- **Written problem**: Find each line with the word "name" in it, then give the total alone.

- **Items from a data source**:
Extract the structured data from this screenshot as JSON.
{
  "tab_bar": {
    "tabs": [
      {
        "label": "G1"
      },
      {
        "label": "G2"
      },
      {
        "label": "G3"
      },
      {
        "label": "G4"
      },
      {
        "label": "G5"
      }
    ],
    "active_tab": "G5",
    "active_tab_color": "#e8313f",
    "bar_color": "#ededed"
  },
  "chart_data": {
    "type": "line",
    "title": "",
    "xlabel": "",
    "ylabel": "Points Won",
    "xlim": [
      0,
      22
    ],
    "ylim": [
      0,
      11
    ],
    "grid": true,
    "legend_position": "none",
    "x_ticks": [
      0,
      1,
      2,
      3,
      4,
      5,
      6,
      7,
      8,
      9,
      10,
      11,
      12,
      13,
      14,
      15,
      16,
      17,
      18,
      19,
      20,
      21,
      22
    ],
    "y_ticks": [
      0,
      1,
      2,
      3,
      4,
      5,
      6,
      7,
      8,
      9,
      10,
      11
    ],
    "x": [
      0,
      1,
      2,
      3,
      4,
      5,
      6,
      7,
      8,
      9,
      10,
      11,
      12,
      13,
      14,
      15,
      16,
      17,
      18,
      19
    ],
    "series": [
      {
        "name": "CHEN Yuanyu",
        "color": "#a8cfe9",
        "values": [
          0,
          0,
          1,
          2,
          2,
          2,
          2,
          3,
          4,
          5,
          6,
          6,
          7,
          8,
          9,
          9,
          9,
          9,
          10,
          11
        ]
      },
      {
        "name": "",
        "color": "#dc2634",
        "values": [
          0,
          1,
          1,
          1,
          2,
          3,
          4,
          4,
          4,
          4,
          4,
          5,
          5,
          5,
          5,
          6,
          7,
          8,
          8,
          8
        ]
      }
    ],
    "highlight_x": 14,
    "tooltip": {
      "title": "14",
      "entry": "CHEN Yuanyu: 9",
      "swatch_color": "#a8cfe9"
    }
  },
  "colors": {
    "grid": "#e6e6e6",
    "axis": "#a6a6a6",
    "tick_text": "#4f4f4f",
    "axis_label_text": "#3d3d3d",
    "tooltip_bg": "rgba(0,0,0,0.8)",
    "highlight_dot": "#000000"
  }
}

* * *

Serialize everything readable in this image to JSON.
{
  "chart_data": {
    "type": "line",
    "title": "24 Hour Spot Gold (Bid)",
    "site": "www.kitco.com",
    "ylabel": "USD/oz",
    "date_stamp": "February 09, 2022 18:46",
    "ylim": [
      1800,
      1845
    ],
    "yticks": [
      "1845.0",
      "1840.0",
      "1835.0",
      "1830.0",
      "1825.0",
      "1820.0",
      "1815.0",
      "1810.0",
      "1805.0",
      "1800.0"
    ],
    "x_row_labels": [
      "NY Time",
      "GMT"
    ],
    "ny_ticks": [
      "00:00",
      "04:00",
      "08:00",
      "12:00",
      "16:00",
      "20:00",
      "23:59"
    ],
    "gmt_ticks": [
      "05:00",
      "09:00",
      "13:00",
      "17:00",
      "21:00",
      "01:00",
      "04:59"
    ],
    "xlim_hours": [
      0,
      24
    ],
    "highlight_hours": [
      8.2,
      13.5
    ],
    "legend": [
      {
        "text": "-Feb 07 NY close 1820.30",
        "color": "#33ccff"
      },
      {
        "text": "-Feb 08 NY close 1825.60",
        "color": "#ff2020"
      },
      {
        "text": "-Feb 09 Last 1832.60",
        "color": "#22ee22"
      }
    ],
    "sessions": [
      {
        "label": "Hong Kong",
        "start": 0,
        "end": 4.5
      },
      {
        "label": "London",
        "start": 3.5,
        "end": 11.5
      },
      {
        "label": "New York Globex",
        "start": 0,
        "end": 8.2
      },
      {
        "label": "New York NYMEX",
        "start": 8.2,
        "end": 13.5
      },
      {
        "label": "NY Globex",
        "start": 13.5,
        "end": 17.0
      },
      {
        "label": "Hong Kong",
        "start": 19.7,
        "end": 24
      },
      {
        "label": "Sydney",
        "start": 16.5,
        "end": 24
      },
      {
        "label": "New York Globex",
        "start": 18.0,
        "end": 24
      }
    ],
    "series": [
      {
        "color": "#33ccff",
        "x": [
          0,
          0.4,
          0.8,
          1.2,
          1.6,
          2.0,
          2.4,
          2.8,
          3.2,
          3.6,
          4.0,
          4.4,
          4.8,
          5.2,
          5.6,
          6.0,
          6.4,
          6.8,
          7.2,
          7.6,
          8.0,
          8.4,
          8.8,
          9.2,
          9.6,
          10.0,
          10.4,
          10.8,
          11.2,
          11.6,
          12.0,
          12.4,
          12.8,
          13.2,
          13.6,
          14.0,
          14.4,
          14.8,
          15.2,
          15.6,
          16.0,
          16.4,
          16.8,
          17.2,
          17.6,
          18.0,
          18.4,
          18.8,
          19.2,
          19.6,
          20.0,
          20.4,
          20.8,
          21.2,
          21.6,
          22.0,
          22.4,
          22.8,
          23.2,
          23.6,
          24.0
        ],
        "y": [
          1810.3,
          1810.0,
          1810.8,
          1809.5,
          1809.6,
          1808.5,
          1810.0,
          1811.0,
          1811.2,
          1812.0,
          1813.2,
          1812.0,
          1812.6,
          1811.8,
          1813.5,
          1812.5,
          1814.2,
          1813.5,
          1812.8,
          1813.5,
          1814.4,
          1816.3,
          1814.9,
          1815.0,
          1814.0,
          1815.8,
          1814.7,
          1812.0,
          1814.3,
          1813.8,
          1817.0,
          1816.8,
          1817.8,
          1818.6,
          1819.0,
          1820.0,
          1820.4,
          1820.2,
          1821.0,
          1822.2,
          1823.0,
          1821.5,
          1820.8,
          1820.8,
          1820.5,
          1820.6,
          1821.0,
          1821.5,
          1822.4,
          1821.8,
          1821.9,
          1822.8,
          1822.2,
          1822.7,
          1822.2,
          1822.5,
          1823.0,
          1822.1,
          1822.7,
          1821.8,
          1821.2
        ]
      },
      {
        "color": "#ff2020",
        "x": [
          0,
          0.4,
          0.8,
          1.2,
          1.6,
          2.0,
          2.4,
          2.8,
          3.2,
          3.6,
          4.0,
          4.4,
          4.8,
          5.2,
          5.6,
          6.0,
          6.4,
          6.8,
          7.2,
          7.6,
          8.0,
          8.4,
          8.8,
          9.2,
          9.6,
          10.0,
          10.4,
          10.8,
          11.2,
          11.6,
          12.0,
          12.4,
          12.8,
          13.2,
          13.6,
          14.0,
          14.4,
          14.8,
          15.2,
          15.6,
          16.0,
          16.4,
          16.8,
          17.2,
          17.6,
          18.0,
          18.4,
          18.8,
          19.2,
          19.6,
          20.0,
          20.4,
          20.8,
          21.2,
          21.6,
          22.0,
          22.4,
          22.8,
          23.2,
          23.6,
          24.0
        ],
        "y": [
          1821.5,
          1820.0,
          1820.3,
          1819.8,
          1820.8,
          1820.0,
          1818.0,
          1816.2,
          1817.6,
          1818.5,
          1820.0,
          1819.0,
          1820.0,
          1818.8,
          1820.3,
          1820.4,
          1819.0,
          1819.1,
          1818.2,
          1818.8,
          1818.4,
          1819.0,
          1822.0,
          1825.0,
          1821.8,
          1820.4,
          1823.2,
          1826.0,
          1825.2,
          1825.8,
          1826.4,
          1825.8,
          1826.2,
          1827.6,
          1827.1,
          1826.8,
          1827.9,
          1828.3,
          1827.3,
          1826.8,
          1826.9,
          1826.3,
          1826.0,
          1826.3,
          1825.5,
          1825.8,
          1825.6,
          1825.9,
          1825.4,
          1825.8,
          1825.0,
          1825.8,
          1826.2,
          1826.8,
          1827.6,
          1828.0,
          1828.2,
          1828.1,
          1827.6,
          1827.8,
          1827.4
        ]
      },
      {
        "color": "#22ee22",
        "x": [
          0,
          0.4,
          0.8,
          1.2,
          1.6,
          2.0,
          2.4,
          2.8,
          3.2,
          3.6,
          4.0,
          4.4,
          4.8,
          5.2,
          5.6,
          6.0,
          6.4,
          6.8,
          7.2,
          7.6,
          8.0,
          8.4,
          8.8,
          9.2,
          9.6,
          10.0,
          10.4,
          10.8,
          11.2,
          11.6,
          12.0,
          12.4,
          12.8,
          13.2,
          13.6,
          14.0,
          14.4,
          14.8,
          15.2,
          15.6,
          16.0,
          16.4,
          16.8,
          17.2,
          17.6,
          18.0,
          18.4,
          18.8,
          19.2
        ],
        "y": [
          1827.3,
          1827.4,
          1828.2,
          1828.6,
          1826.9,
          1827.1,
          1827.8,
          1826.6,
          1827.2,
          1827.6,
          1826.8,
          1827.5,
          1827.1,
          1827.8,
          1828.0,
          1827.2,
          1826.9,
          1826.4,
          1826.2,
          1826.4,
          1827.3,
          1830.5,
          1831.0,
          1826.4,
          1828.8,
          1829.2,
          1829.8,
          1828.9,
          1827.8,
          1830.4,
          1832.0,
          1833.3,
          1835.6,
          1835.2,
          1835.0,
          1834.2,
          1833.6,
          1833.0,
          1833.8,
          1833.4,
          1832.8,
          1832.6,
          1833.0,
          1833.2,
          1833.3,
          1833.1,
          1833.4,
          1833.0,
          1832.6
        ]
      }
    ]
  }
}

...

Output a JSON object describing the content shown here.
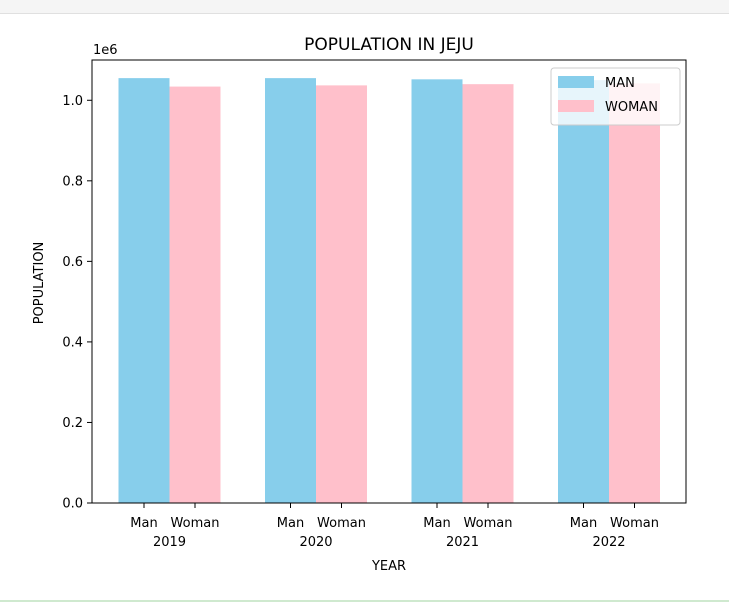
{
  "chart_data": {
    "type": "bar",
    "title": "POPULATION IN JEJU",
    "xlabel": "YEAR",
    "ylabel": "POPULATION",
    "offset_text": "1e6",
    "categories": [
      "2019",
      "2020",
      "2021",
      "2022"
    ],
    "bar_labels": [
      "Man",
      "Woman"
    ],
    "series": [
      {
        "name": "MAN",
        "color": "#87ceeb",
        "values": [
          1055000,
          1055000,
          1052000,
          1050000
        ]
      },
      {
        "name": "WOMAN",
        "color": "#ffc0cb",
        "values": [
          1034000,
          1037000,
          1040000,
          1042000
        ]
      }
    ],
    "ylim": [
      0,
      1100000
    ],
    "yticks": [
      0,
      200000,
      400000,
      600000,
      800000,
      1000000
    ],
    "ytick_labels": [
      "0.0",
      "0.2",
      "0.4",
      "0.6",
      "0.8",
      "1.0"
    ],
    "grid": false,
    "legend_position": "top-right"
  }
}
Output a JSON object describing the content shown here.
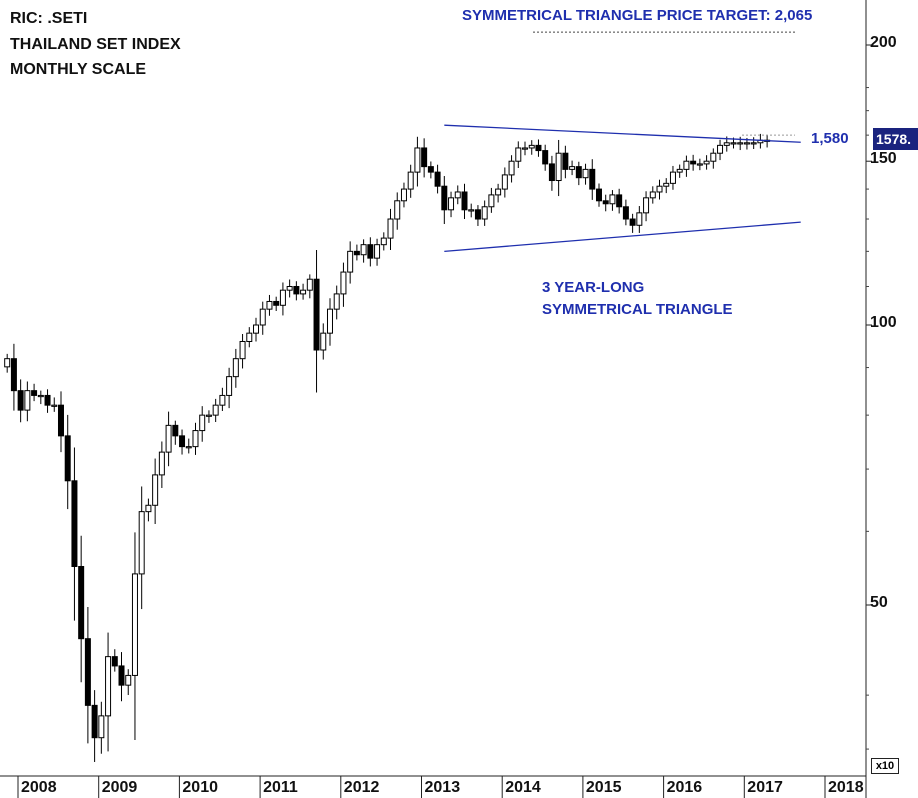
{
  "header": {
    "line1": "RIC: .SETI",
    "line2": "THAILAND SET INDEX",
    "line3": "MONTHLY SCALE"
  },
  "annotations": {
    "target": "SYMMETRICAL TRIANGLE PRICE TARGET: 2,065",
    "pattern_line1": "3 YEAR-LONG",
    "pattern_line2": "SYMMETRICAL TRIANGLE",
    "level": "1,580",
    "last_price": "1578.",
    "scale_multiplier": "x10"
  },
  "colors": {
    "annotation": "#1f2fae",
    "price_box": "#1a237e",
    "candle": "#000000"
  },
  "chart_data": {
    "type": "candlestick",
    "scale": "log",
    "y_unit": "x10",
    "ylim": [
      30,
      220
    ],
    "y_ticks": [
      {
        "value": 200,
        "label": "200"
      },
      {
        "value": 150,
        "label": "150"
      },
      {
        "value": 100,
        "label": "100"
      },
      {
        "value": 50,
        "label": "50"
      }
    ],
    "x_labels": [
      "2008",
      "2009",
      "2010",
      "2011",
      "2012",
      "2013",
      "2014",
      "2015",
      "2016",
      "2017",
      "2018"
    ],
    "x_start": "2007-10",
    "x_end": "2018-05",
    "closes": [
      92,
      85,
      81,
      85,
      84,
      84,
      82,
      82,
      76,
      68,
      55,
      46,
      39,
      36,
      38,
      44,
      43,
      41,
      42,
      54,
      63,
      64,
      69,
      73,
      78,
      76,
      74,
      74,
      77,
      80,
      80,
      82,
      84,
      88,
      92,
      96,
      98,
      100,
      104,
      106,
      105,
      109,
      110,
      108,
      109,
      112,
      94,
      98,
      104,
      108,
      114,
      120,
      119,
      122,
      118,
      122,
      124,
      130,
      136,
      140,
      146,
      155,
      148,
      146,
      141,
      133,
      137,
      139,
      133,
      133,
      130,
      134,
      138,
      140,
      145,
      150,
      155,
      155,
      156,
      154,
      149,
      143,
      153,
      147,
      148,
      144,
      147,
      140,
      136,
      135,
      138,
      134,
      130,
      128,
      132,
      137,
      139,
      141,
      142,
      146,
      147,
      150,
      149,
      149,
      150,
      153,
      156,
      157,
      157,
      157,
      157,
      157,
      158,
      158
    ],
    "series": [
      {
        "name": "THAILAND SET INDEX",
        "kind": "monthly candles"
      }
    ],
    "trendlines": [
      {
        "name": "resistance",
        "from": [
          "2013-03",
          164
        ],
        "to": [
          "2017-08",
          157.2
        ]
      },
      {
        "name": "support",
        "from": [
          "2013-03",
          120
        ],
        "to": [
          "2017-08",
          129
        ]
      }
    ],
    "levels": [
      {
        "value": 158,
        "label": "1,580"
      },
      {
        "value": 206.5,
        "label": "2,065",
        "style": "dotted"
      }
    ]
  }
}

- **Exercise output**: 7